== Task directions ==
In the entries that follow, identify the line containing "Read out every word on this page." and return it together with all later lines, exactly as they appear.
··········
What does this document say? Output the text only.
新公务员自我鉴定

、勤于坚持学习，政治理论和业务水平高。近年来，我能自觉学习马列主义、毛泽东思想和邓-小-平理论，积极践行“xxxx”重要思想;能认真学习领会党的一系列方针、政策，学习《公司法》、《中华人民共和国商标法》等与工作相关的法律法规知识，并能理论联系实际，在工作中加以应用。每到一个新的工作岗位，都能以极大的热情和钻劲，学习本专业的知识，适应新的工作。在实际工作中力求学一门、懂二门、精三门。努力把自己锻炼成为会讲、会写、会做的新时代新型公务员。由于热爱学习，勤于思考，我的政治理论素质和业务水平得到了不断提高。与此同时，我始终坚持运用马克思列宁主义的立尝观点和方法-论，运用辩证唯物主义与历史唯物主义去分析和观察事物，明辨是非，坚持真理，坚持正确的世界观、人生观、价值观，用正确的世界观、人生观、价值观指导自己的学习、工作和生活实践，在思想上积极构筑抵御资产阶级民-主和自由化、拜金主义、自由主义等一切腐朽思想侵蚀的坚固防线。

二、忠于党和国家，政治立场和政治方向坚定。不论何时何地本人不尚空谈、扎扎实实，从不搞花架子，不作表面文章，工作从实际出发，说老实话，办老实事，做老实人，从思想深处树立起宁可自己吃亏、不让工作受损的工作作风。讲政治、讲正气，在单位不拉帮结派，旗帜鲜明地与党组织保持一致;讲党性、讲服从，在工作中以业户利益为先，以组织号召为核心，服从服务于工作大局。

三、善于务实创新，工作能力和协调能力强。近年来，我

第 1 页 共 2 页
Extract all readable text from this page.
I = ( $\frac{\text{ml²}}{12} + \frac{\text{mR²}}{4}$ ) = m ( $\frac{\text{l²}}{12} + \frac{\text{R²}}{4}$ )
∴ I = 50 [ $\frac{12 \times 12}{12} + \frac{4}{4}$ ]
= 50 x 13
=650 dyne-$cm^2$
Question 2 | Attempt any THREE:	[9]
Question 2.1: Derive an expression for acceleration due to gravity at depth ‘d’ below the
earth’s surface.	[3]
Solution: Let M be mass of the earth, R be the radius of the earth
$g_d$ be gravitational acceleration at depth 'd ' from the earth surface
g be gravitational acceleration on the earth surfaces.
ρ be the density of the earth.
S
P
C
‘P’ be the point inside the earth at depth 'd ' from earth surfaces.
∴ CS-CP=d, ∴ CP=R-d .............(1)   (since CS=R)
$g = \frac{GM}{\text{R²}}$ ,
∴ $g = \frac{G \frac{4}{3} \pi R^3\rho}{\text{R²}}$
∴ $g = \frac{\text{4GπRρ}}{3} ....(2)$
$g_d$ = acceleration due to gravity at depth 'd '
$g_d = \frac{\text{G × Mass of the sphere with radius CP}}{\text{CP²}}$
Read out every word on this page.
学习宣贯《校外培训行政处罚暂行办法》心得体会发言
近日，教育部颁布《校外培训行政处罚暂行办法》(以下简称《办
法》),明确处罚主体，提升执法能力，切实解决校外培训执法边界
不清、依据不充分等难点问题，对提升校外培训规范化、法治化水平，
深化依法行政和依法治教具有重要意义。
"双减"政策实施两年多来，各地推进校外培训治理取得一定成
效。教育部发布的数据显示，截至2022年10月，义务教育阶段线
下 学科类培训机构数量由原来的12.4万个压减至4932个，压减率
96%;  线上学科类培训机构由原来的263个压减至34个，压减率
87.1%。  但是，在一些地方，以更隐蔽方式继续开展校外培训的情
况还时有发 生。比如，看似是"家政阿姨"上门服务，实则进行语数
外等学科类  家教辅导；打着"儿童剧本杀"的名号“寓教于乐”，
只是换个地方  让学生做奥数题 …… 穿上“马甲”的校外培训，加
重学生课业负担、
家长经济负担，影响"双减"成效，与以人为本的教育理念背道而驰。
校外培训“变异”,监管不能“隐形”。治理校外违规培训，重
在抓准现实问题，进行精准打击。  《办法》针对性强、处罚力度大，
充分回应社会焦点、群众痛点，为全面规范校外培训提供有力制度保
··········
== Task output ==
Read out every word on this page.
学习宣贯《校外培训行政处罚暂行办法》心得体会发言
近日，教育部颁布《校外培训行政处罚暂行办法》(以下简称《办
法》),明确处罚主体，提升执法能力，切实解决校外培训执法边界
不清、依据不充分等难点问题，对提升校外培训规范化、法治化水平，
深化依法行政和依法治教具有重要意义。
"双减"政策实施两年多来，各地推进校外培训治理取得一定成
效。教育部发布的数据显示，截至2022年10月，义务教育阶段线
下 学科类培训机构数量由原来的12.4万个压减至4932个，压减率
96%;  线上学科类培训机构由原来的263个压减至34个，压减率
87.1%。  但是，在一些地方，以更隐蔽方式继续开展校外培训的情
况还时有发 生。比如，看似是"家政阿姨"上门服务，实则进行语数
外等学科类  家教辅导；打着"儿童剧本杀"的名号“寓教于乐”，
只是换个地方  让学生做奥数题 …… 穿上“马甲”的校外培训，加
重学生课业负担、
家长经济负担，影响"双减"成效，与以人为本的教育理念背道而驰。
校外培训“变异”,监管不能“隐形”。治理校外违规培训，重
在抓准现实问题，进行精准打击。  《办法》针对性强、处罚力度大，
充分回应社会焦点、群众痛点，为全面规范校外培训提供有力制度保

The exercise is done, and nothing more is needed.